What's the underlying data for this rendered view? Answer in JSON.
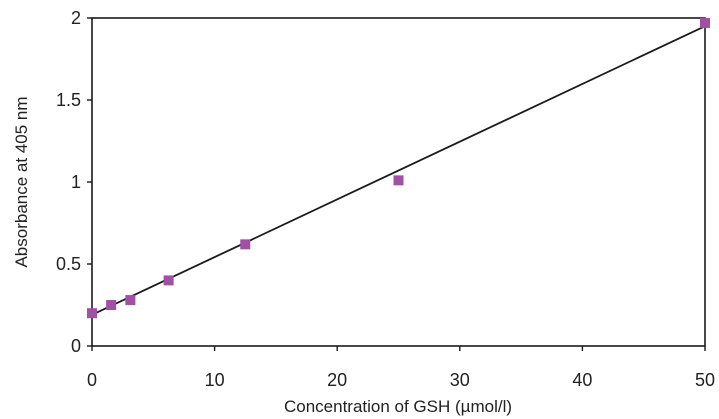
{
  "chart_data": {
    "type": "scatter",
    "title": "",
    "xlabel": "Concentration of GSH (µmol/l)",
    "ylabel": "Absorbance at 405 nm",
    "xlim": [
      0,
      50
    ],
    "ylim": [
      0,
      2
    ],
    "x_ticks": [
      0,
      10,
      20,
      30,
      40,
      50
    ],
    "y_ticks": [
      0,
      0.5,
      1,
      1.5,
      2
    ],
    "x_tick_labels": [
      "0",
      "10",
      "20",
      "30",
      "40",
      "50"
    ],
    "y_tick_labels": [
      "0",
      "0.5",
      "1",
      "1.5",
      "2"
    ],
    "grid": false,
    "legend": "none",
    "series": [
      {
        "marker": "square",
        "color": "#a24fa6",
        "x": [
          0,
          1.56,
          3.13,
          6.25,
          12.5,
          25,
          50
        ],
        "y": [
          0.2,
          0.25,
          0.28,
          0.4,
          0.62,
          1.01,
          1.97
        ]
      }
    ],
    "trendline": {
      "type": "linear",
      "color": "#1a1a1a",
      "x": [
        0,
        50
      ],
      "y": [
        0.19,
        1.95
      ]
    }
  }
}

★ ★ ★ ★ ★ ★ ★

WHAT YOU HAVE TO DO:
Return the material exactly as given, apart from the pictures.

REPLY:
What's the underlying data for this rendered view? Answer in JSON.
{
  "chart_data": {
    "type": "scatter",
    "title": "",
    "xlabel": "Concentration of GSH (µmol/l)",
    "ylabel": "Absorbance at 405 nm",
    "xlim": [
      0,
      50
    ],
    "ylim": [
      0,
      2
    ],
    "x_ticks": [
      0,
      10,
      20,
      30,
      40,
      50
    ],
    "y_ticks": [
      0,
      0.5,
      1,
      1.5,
      2
    ],
    "x_tick_labels": [
      "0",
      "10",
      "20",
      "30",
      "40",
      "50"
    ],
    "y_tick_labels": [
      "0",
      "0.5",
      "1",
      "1.5",
      "2"
    ],
    "grid": false,
    "legend": "none",
    "series": [
      {
        "marker": "square",
        "color": "#a24fa6",
        "x": [
          0,
          1.56,
          3.13,
          6.25,
          12.5,
          25,
          50
        ],
        "y": [
          0.2,
          0.25,
          0.28,
          0.4,
          0.62,
          1.01,
          1.97
        ]
      }
    ],
    "trendline": {
      "type": "linear",
      "color": "#1a1a1a",
      "x": [
        0,
        50
      ],
      "y": [
        0.19,
        1.95
      ]
    }
  }
}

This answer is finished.